# SOURCE PASSAGE
<<<<

First, it’s helpful to have a reference point for what “normal” would look like for this many tokens. Llama 3.1 405B took Meta a reported 30.84M GPU hours, and they trained on a very similar 15 trillion tokens. That was a dense, 405B model trained in full bf16, for which they report about 40% utilization. Let’s maybe start there. Deepseek-V3 has 671B total parameters, but since it’s an MoE, it only activates 37B for each forward and backward pass. To start with something very simple, let’s just pretend for now that this is a 37B dense model that we want to train on 14.8T tokens. If we were Meta, how much would that cost us?

>>>>

# EXERCISES TO COMPLETE
(1) In the training-cost passage, how many parameters does Deepseek-V3 activate for each forward and backward pass?
(2) Extend the passage on Deepseek-V3's training cost, starting right after its closing question.
The listing that comes next is separate from the training-cost passage.

# PROVIDED INFORMATION
<<<<

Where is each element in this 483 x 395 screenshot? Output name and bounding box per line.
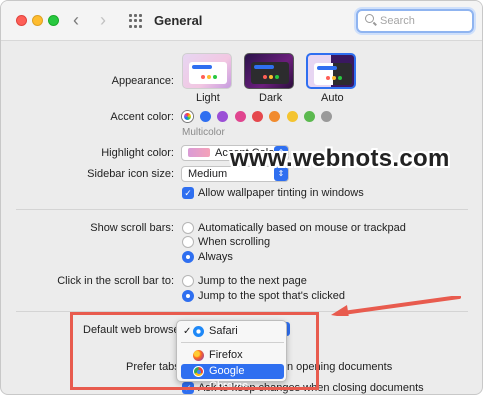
appearance-light-label: Light [196,92,220,104]
scroll-bars-always-radio[interactable] [182,251,194,263]
annotation-highlight-box [70,312,319,390]
scroll-bars-automatic-label: Automatically based on mouse or trackpad [198,222,406,234]
accent-swatch-purple[interactable] [217,111,228,122]
search-icon [365,14,374,23]
webnots-watermark: www.webnots.com [230,145,450,172]
sidebar-icon-size-value: Medium [188,168,228,180]
accent-swatch-pink[interactable] [235,111,246,122]
wallpaper-tint-label: Allow wallpaper tinting in windows [198,187,364,199]
accent-swatch-multicolor[interactable] [182,111,193,122]
accent-color-label: Accent color: [110,111,174,123]
highlight-swatch [188,148,210,157]
click-scroll-bar-label: Click in the scroll bar to: [57,275,174,287]
window-title: General [154,13,203,28]
accent-swatch-blue[interactable] [200,111,211,122]
search-field[interactable]: Search [356,9,474,33]
scroll-bars-automatic-radio[interactable] [182,222,194,234]
forward-arrow-icon[interactable]: › [100,10,106,30]
jump-to-spot-label: Jump to the spot that's clicked [198,290,346,302]
appearance-dark-label: Dark [259,92,283,104]
toolbar: ‹ › General Search [1,1,482,41]
show-scroll-bars-label: Show scroll bars: [90,222,174,234]
back-arrow-icon[interactable]: ‹ [73,10,79,30]
scroll-bars-when-scrolling-label: When scrolling [198,236,271,248]
appearance-auto-label: Auto [321,92,344,104]
appearance-dark-thumbnail[interactable] [244,53,294,89]
annotation-arrow-icon [331,296,461,316]
appearance-auto-thumbnail[interactable] [306,53,356,89]
accent-swatch-orange[interactable] [269,111,280,122]
accent-swatch-yellow[interactable] [287,111,298,122]
accent-swatch-green[interactable] [304,111,315,122]
jump-next-page-radio[interactable] [182,275,194,287]
jump-to-spot-radio[interactable] [182,290,194,302]
scroll-bars-always-label: Always [198,251,233,263]
zoom-window-button[interactable] [48,15,59,26]
accent-selected-caption: Multicolor [182,127,225,138]
sidebar-icon-size-label: Sidebar icon size: [87,168,174,180]
accent-swatch-red[interactable] [252,111,263,122]
accent-swatch-graphite[interactable] [321,111,332,122]
search-placeholder: Search [380,15,415,27]
minimize-window-button[interactable] [32,15,43,26]
show-all-grid-icon[interactable] [129,14,143,28]
highlight-color-label: Highlight color: [101,147,174,159]
wallpaper-tint-checkbox[interactable]: ✓ [182,187,194,199]
appearance-label: Appearance: [111,75,174,87]
divider [16,209,468,210]
jump-next-page-label: Jump to the next page [198,275,307,287]
scroll-bars-when-scrolling-radio[interactable] [182,236,194,248]
close-window-button[interactable] [16,15,27,26]
system-preferences-window: ‹ › General Search Appearance: Light Dar… [0,0,483,395]
appearance-light-thumbnail[interactable] [182,53,232,89]
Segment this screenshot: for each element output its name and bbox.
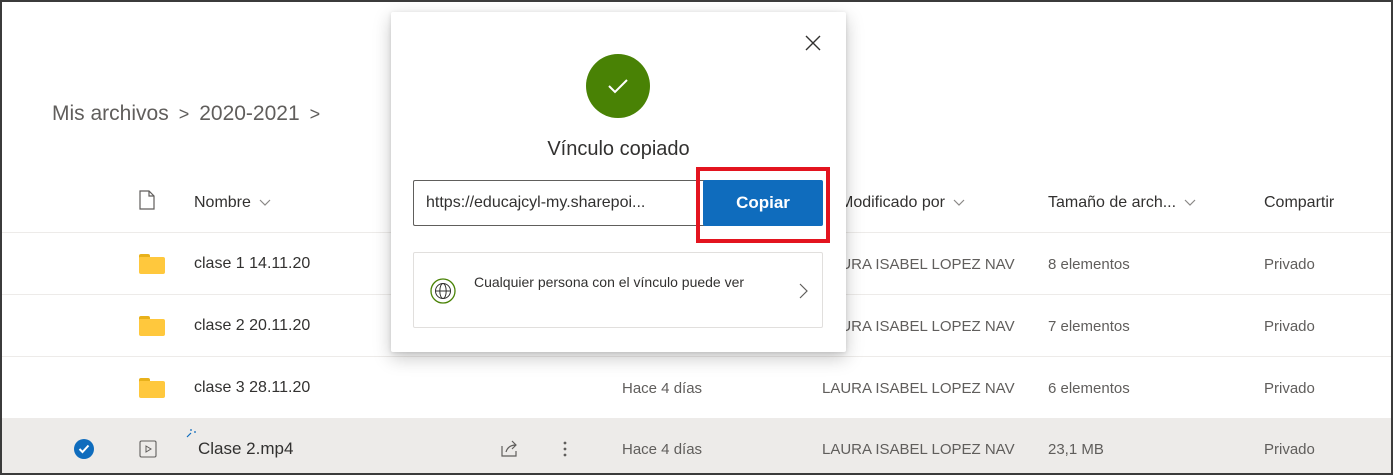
sharing-status: Privado xyxy=(1264,379,1315,397)
close-icon xyxy=(805,35,821,56)
globe-icon xyxy=(430,278,456,304)
column-header-modified-by[interactable]: Modificado por xyxy=(840,173,965,232)
breadcrumb-separator: > xyxy=(178,103,190,124)
chevron-down-icon xyxy=(953,196,965,210)
folder-icon xyxy=(139,234,165,294)
file-name[interactable]: clase 2 20.11.20 xyxy=(194,296,310,356)
breadcrumb-root[interactable]: Mis archivos xyxy=(52,102,169,126)
sharing-status: Privado xyxy=(1264,440,1315,458)
breadcrumb-current[interactable]: 2020-2021 xyxy=(199,102,299,126)
file-name[interactable]: clase 3 28.11.20 xyxy=(194,358,310,418)
file-size: 6 elementos xyxy=(1048,379,1130,397)
table-row[interactable]: clase 3 28.11.20 Hace 4 días LAURA ISABE… xyxy=(2,358,1391,419)
chevron-down-icon xyxy=(1184,196,1196,210)
chevron-down-icon xyxy=(259,196,271,210)
more-icon[interactable] xyxy=(562,419,568,473)
file-size: 23,1 MB xyxy=(1048,440,1104,458)
modified-by: LAURA ISABEL LOPEZ NAV xyxy=(822,440,1015,458)
modified-date: Hace 4 días xyxy=(622,379,703,397)
file-size: 7 elementos xyxy=(1048,317,1130,335)
link-permission-settings[interactable]: Cualquier persona con el vínculo puede v… xyxy=(413,252,823,328)
onedrive-window: Mis archivos > 2020-2021 > Nombre Modifi… xyxy=(0,0,1393,475)
folder-icon xyxy=(139,358,165,418)
table-row-selected[interactable]: Clase 2.mp4 Hace 4 días LAURA ISABEL LOP… xyxy=(2,419,1391,473)
new-file-icon xyxy=(185,403,197,463)
column-header-file-size-label: Tamaño de arch... xyxy=(1048,193,1177,211)
breadcrumb: Mis archivos > 2020-2021 > xyxy=(52,97,320,131)
share-icon[interactable] xyxy=(500,419,520,473)
file-type-header[interactable] xyxy=(139,173,155,232)
row-select-checkbox[interactable] xyxy=(74,419,94,473)
file-size: 8 elementos xyxy=(1048,255,1130,273)
column-header-sharing-label: Compartir xyxy=(1264,193,1335,211)
column-header-modified-by-label: Modificado por xyxy=(840,193,945,211)
success-check-icon xyxy=(586,54,650,118)
video-file-icon xyxy=(139,419,157,473)
link-field[interactable]: https://educajcyl-my.sharepoi... xyxy=(413,180,713,226)
modified-by: LAURA ISABEL LOPEZ NAV xyxy=(822,255,1015,273)
sharing-status: Privado xyxy=(1264,255,1315,273)
check-icon xyxy=(74,439,94,459)
chevron-right-icon xyxy=(799,283,808,304)
file-name[interactable]: Clase 2.mp4 xyxy=(198,419,293,473)
link-copied-dialog: Vínculo copiado https://educajcyl-my.sha… xyxy=(391,12,846,352)
modified-by: LAURA ISABEL LOPEZ NAV xyxy=(822,317,1015,335)
copy-button-highlight xyxy=(696,167,830,243)
dialog-title: Vínculo copiado xyxy=(547,138,690,160)
column-header-name[interactable]: Nombre xyxy=(194,173,271,232)
modified-date: Hace 4 días xyxy=(622,440,703,458)
column-header-sharing[interactable]: Compartir xyxy=(1264,173,1334,232)
modified-by: LAURA ISABEL LOPEZ NAV xyxy=(822,379,1015,397)
permission-text: Cualquier persona con el vínculo puede v… xyxy=(474,274,745,290)
file-icon xyxy=(139,190,155,215)
file-name[interactable]: clase 1 14.11.20 xyxy=(194,234,310,294)
breadcrumb-separator: > xyxy=(309,103,321,124)
folder-icon xyxy=(139,296,165,356)
column-header-file-size[interactable]: Tamaño de arch... xyxy=(1048,173,1196,232)
close-button[interactable] xyxy=(802,34,824,56)
column-header-name-label: Nombre xyxy=(194,193,251,211)
sharing-status: Privado xyxy=(1264,317,1315,335)
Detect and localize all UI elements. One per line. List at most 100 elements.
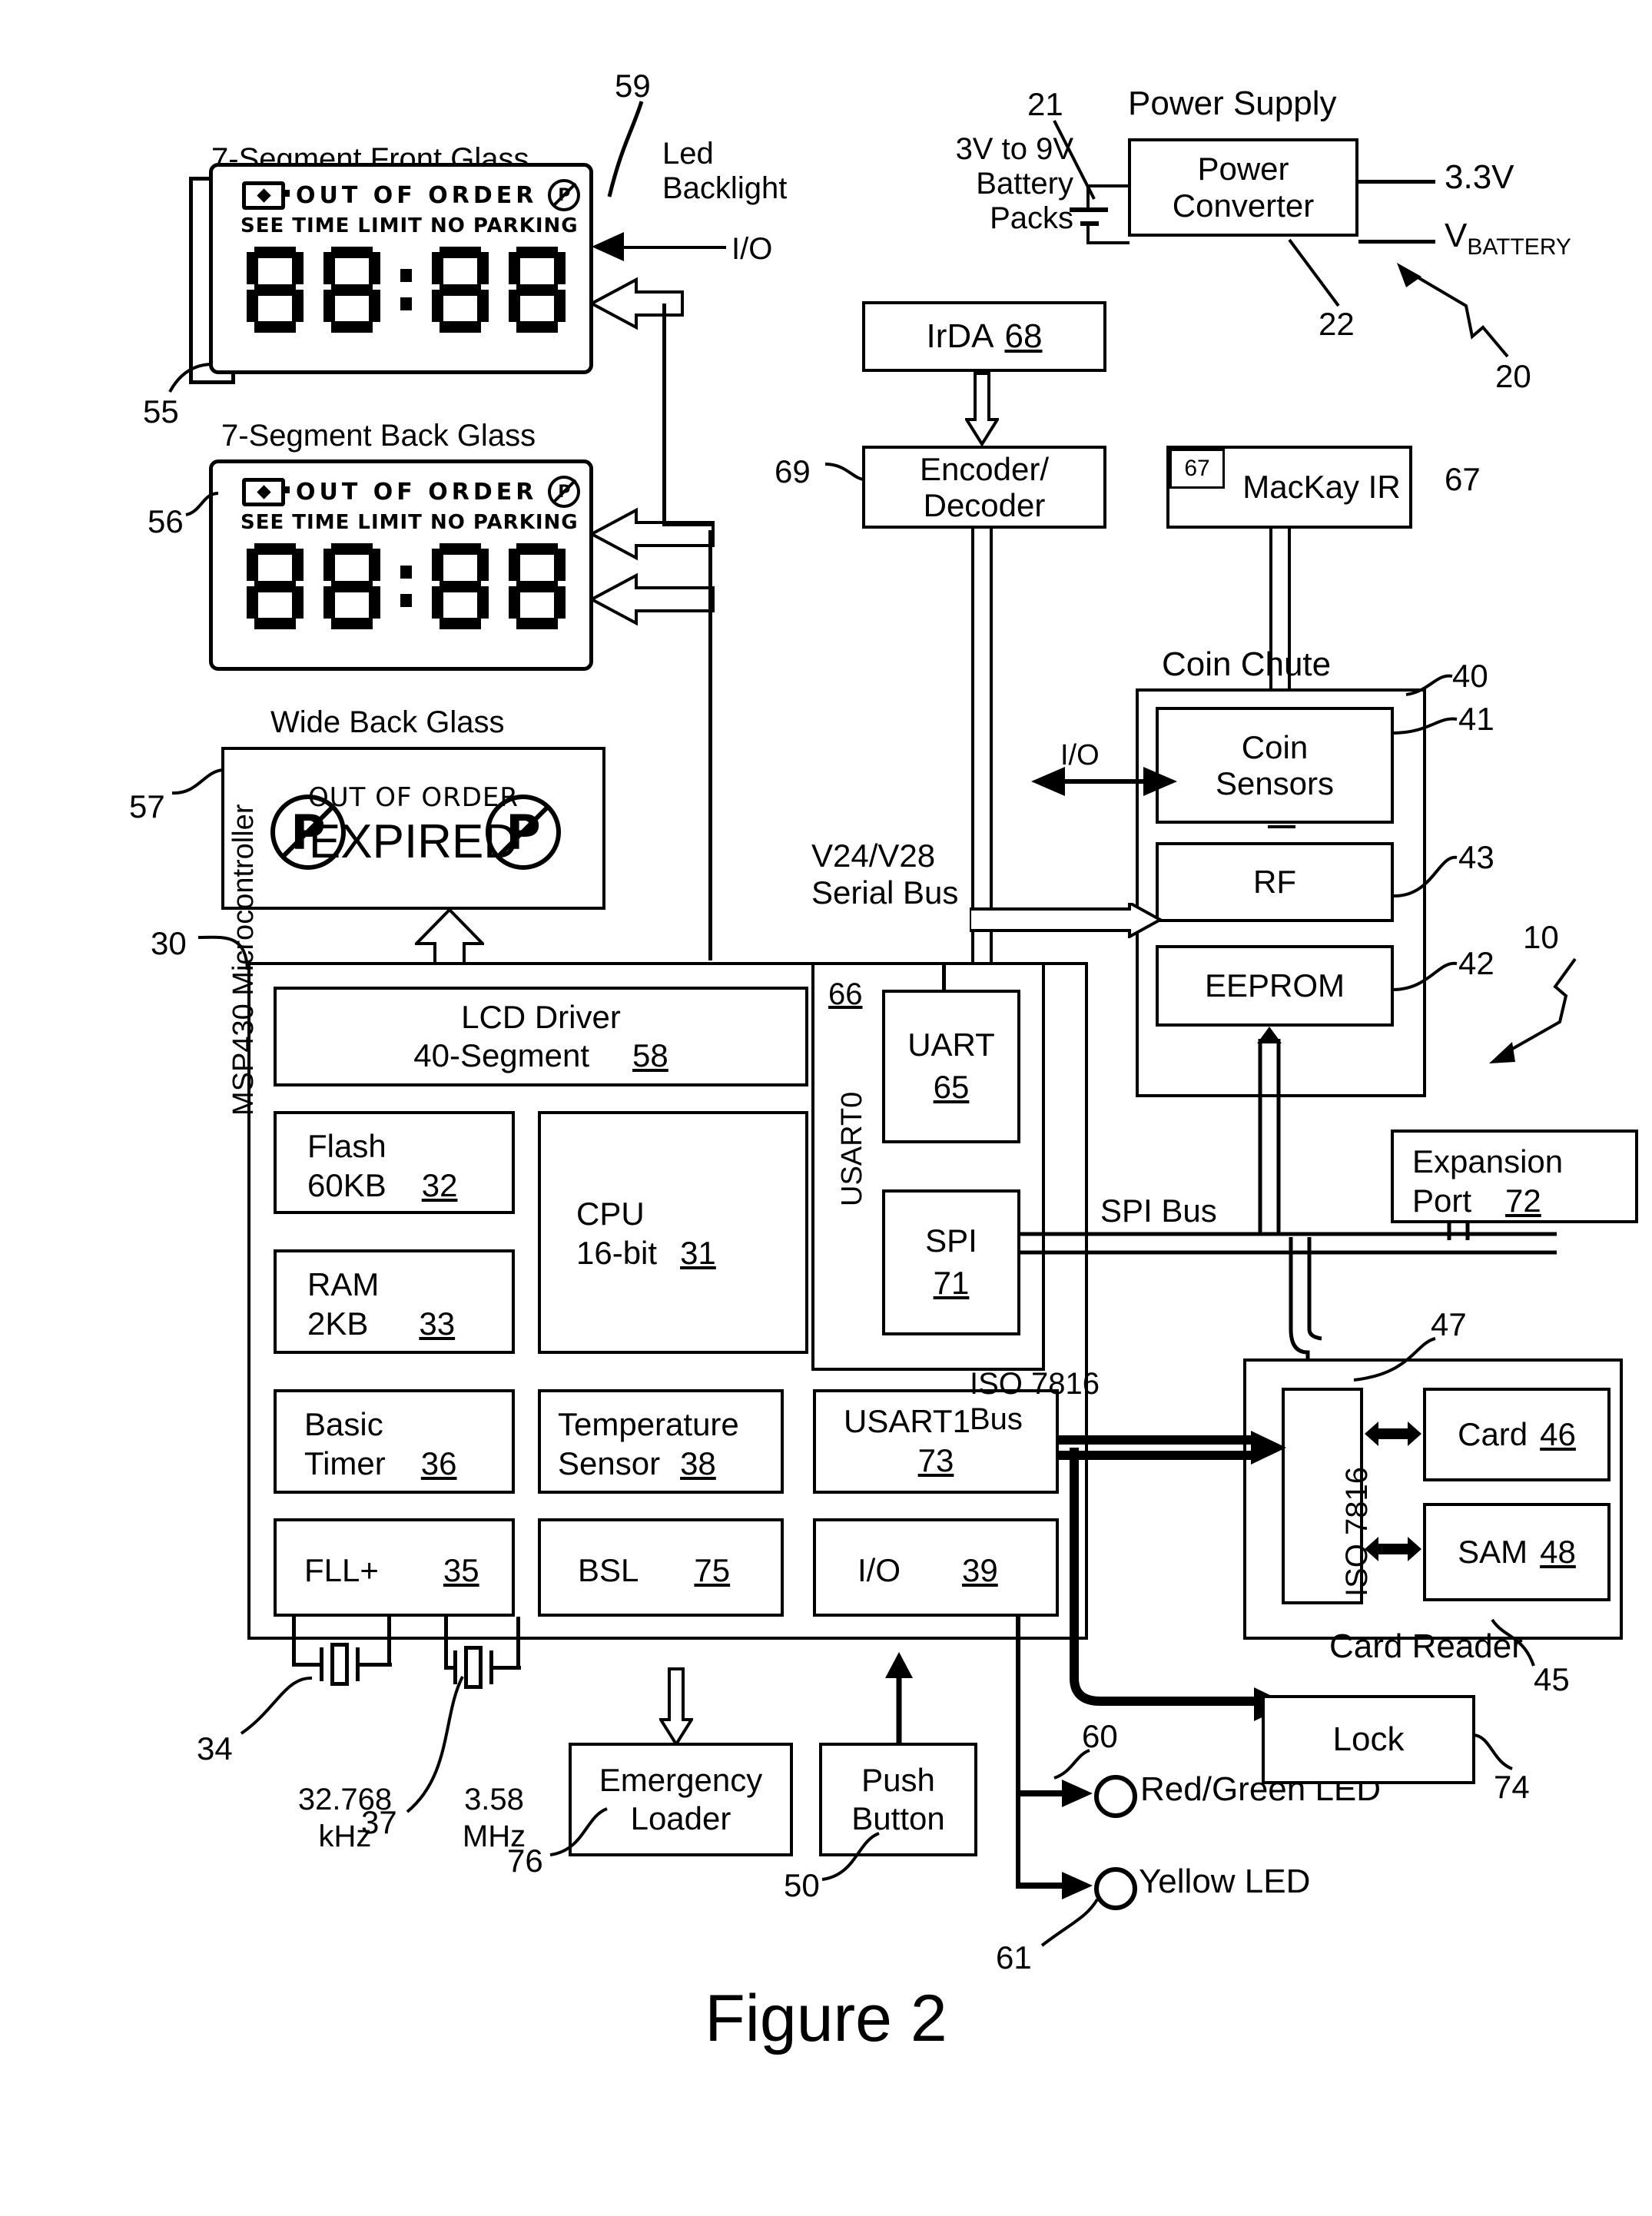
ref-68: 68 — [1004, 317, 1043, 355]
out-vbatt-line — [1358, 240, 1435, 244]
backlight-io-label: I/O — [731, 232, 773, 266]
basic-timer-line2: Timer — [304, 1445, 386, 1482]
lock-bus — [1070, 1448, 1289, 1721]
io-led-y-line — [1016, 1883, 1068, 1889]
ref-65: 65 — [933, 1069, 970, 1105]
irda-label: IrDA — [926, 317, 994, 355]
leader-37 — [406, 1676, 464, 1813]
back-glass-display: OUT OF ORDER P SEE TIME LIMIT NO PARKING — [209, 459, 593, 671]
temp-sensor-line2: Sensor — [558, 1445, 661, 1482]
ref-67-inner: 67 — [1169, 449, 1225, 489]
coin-io-line — [1063, 779, 1146, 784]
battery-icon — [242, 181, 290, 210]
leader-10-arrow — [1489, 957, 1577, 1063]
ref-39: 39 — [962, 1552, 998, 1588]
coin-chute-title: Coin Chute — [1162, 645, 1332, 683]
leader-59 — [607, 101, 644, 197]
ref-56: 56 — [148, 503, 184, 539]
leader-55 — [168, 363, 214, 393]
battery-plate-long — [1070, 207, 1108, 212]
front-glass-digits — [213, 237, 589, 333]
expansion-line2: Port — [1412, 1183, 1472, 1219]
seven-seg-digit — [323, 247, 380, 333]
coin-sensors-block: Coin Sensors — [1156, 707, 1394, 824]
seven-seg-digit — [323, 543, 380, 629]
leader-42 — [1392, 961, 1458, 991]
ref-50: 50 — [784, 1867, 820, 1903]
cpu-line1: CPU — [576, 1196, 645, 1232]
xtal2-lead-right — [516, 1617, 520, 1669]
ref-67: 67 — [1445, 461, 1481, 497]
leader-20-arrow — [1397, 263, 1509, 358]
yellow-led-icon — [1094, 1867, 1137, 1910]
ref-58: 58 — [632, 1037, 668, 1073]
leader-22 — [1288, 238, 1340, 307]
leader-43 — [1392, 855, 1458, 898]
encoder-decoder-block: Encoder/ Decoder — [862, 446, 1106, 529]
front-glass-feed-arrow — [592, 277, 684, 330]
ref-30: 30 — [151, 925, 187, 961]
ref-69: 69 — [775, 453, 811, 489]
ref-38: 38 — [680, 1445, 716, 1482]
backlight-io-arrowhead — [592, 232, 624, 261]
display-bus-join — [662, 522, 712, 526]
ref-46: 46 — [1540, 1416, 1576, 1452]
ram-line1: RAM — [307, 1266, 380, 1302]
out-vbatt-label: VBATTERY — [1445, 217, 1571, 260]
ref-71: 71 — [933, 1265, 970, 1301]
iso7816-label: ISO 7816 — [1340, 1466, 1374, 1597]
seven-seg-colon — [400, 543, 412, 629]
leader-21 — [1053, 120, 1096, 200]
ref-21: 21 — [1027, 86, 1063, 122]
fll-label: FLL+ — [304, 1552, 379, 1588]
ref-37: 37 — [361, 1804, 397, 1840]
card-label: Card — [1458, 1416, 1528, 1452]
ref-66: 66 — [828, 977, 863, 1011]
leader-56 — [185, 492, 219, 516]
irda-to-encdec-arrow — [965, 372, 999, 446]
battery-icon — [242, 477, 290, 506]
back-glass-line1: OUT OF ORDER — [296, 478, 538, 506]
wide-back-glass-title: Wide Back Glass — [270, 705, 505, 739]
sam-block: SAM 48 — [1423, 1503, 1611, 1601]
iso7816-block: ISO 7816 — [1282, 1388, 1374, 1604]
ref-20: 20 — [1495, 358, 1531, 394]
fll-block: FLL+ 35 — [274, 1518, 515, 1617]
irda-block: IrDA 68 — [862, 301, 1106, 372]
back-glass-title: 7-Segment Back Glass — [221, 419, 536, 453]
battery-wire-top — [1086, 184, 1130, 187]
ref-76: 76 — [507, 1843, 543, 1879]
uart-block: UART 65 — [882, 990, 1020, 1143]
leader-76 — [549, 1807, 608, 1856]
xtal1-symbol — [320, 1643, 360, 1686]
ref-10: 10 — [1523, 919, 1559, 955]
front-glass-display: OUT OF ORDER P SEE TIME LIMIT NO PARKING — [209, 163, 593, 374]
seven-seg-digit — [432, 543, 489, 629]
out-33v-label: 3.3V — [1445, 158, 1514, 196]
front-glass-status-row: OUT OF ORDER P — [213, 167, 589, 211]
led-backlight-label: Led Backlight — [662, 137, 788, 205]
ref-40: 40 — [1452, 658, 1488, 694]
leader-60 — [1053, 1749, 1090, 1780]
mackay-ir-block: 67 MacKay IR — [1166, 446, 1412, 529]
leader-30 — [197, 935, 249, 970]
leader-50 — [821, 1832, 880, 1881]
battery-plate-short — [1080, 221, 1099, 226]
ref-75: 75 — [694, 1552, 731, 1588]
ref-72: 72 — [1505, 1183, 1541, 1219]
back-glass-digits — [213, 534, 589, 629]
lcd-driver-line1: LCD Driver — [461, 998, 621, 1035]
seven-seg-colon — [400, 247, 412, 333]
leader-34 — [240, 1676, 313, 1735]
power-supply-title: Power Supply — [1128, 85, 1337, 122]
ref-34: 34 — [197, 1730, 233, 1766]
battery-lead-up — [1086, 184, 1090, 207]
leader-47 — [1353, 1337, 1436, 1382]
push-button-arrow — [885, 1652, 913, 1744]
out-33v-line — [1358, 180, 1435, 184]
ref-57: 57 — [129, 788, 165, 824]
iso-bus-label: ISO 7816 Bus — [970, 1367, 1100, 1436]
ref-41: 41 — [1458, 701, 1494, 737]
xtal1-lead-left — [292, 1617, 296, 1664]
yellow-led-label: Yellow LED — [1139, 1863, 1311, 1900]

>>>>

# PER-TASK OUTPUTS
(1) 37B parameters.

(2)
Llama 3 did 15 trillion tokens in 30.84M GPU hours. They report 3.8e25 FLOPs in training, which checks out with the rule-of-thumb of $6 * \text{parameters} * \text{tokens}$, $(15T * 405B * 6 = 3.65e25 \text{ FLOPs})$. In comparison, Deepseek-V3 has 37B active, which is about 9.1% of the active size of 405B. $6 * 37B * 14.8T$ lands us at $3.29e24$ FLOPs in training, which is pretty close to what you would get from $3.8e25 * \frac{14.8}{15} * 0.091 = 3.41e24$. We can cross-reference this with the figures for Deepseek-MoE: in that work, DeepSeekMoE is 145B total, 22.2B active, and reports 585.6T flops per 4k tokens. $\frac{585.6T \text{ flops}}{4000 \text{ tokens}} * \frac{1}{22.2B \text{ parameters}} = 6.59$ flops per token per active parameter, and $6.59 \text{ flops} * 14.8T \text{ tokens} * 37B \text{ active params} = 3.61e24$ flops total for Deepseek-V3. This is not so far off from our estimate, so it's probably reasonable.

Per the same usage as llama 3 $(30.84M / 3.8e25) * 3.29e24$, this should take $2.67M$ GPU hours. This is very close to the reported figure of 2.788M GPU hours, which is super helpful in helping us understand what the actual claim of the Deepseek-V3 paper is. In essence, the claim here is that the improvement over llama 3's training infrastructure is roughly equivalent to the additional overhead added by mixture-of-experts plus the additional overhead added by using H800s instead of H100s. How ridiculous is this claim?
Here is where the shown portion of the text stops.